### WHAT YOU SHOULD DO
Print the records from their start through the line containing "dollar-circle-icon <box>65 283 92 310</box>", both ends included.

### DATA FOR THE TASK
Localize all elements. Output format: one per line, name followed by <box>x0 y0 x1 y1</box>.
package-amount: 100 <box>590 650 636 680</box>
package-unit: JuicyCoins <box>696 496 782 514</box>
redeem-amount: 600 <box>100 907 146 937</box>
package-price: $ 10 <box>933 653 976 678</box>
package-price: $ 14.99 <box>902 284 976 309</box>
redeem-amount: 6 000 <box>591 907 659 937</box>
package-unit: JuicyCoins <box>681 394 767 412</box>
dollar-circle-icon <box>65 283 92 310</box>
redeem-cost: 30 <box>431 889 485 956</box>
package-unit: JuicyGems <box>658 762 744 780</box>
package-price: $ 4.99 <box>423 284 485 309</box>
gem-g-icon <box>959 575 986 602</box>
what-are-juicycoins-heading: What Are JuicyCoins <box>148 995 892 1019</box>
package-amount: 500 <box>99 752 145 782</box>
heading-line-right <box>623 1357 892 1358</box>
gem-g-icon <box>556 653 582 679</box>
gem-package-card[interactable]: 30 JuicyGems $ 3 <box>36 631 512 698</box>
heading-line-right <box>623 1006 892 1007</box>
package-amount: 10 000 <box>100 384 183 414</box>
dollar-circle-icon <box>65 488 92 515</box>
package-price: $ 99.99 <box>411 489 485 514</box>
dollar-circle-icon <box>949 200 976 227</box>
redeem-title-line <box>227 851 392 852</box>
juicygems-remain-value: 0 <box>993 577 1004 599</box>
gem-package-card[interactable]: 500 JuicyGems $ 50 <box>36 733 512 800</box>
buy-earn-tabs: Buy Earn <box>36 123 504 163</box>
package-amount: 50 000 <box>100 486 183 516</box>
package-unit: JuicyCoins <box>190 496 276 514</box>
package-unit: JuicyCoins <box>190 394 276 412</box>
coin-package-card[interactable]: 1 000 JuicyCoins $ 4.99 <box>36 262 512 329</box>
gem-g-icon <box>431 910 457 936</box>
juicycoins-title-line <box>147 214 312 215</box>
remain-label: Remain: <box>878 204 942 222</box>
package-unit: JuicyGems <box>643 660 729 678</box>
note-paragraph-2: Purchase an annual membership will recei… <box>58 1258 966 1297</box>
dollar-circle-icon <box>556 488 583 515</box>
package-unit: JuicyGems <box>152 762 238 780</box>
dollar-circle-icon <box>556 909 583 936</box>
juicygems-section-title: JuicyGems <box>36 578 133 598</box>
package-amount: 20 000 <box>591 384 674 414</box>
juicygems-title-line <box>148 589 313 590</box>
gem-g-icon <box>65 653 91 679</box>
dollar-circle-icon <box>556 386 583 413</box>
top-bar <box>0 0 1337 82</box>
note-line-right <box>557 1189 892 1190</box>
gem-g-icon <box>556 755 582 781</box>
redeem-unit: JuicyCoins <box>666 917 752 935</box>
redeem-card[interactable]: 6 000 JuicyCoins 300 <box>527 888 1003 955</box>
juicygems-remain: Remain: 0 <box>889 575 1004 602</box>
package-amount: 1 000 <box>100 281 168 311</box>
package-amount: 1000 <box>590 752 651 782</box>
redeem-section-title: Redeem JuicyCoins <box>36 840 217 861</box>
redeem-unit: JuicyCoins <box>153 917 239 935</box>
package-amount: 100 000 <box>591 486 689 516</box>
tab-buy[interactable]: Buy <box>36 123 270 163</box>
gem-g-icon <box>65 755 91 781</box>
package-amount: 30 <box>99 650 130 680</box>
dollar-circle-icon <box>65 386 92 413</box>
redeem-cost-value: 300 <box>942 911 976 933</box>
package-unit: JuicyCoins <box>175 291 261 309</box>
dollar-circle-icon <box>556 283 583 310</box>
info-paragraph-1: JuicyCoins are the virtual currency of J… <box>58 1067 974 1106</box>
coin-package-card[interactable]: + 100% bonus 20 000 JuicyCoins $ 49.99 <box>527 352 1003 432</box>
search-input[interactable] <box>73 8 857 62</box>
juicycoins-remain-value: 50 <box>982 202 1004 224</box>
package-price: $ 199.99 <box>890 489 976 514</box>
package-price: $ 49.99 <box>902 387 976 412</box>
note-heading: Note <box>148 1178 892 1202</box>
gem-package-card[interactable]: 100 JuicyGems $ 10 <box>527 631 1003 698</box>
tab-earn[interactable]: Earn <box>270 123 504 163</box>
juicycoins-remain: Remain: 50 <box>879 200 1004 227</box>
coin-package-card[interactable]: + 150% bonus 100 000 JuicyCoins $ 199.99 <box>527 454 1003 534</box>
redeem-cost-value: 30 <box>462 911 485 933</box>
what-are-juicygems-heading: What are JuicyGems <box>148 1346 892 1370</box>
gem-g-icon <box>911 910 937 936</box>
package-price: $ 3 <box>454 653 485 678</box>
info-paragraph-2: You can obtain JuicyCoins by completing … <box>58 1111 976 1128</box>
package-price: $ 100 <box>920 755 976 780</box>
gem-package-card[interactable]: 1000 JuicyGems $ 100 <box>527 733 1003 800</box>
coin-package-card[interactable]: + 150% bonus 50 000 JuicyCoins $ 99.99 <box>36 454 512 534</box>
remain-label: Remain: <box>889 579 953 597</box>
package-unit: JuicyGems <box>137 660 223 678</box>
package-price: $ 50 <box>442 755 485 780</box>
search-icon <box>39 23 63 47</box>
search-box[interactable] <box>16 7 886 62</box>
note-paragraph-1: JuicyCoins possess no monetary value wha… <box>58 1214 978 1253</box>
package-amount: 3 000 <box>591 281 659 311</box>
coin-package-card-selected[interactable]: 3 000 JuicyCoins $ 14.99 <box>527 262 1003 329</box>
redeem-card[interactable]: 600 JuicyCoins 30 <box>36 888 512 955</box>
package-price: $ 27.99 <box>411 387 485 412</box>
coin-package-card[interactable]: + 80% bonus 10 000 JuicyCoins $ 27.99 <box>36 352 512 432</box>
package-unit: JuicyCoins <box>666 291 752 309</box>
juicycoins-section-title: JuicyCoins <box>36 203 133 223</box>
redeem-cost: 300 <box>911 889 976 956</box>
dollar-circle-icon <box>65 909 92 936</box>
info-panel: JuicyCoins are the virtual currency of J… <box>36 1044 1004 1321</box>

### EXPECTED ANSWER
Localize all elements. Output format: one per line, name followed by <box>x0 y0 x1 y1</box>.
package-amount: 100 <box>590 650 636 680</box>
package-unit: JuicyCoins <box>696 496 782 514</box>
redeem-amount: 600 <box>100 907 146 937</box>
package-price: $ 10 <box>933 653 976 678</box>
package-price: $ 14.99 <box>902 284 976 309</box>
redeem-amount: 6 000 <box>591 907 659 937</box>
package-unit: JuicyCoins <box>681 394 767 412</box>
dollar-circle-icon <box>65 283 92 310</box>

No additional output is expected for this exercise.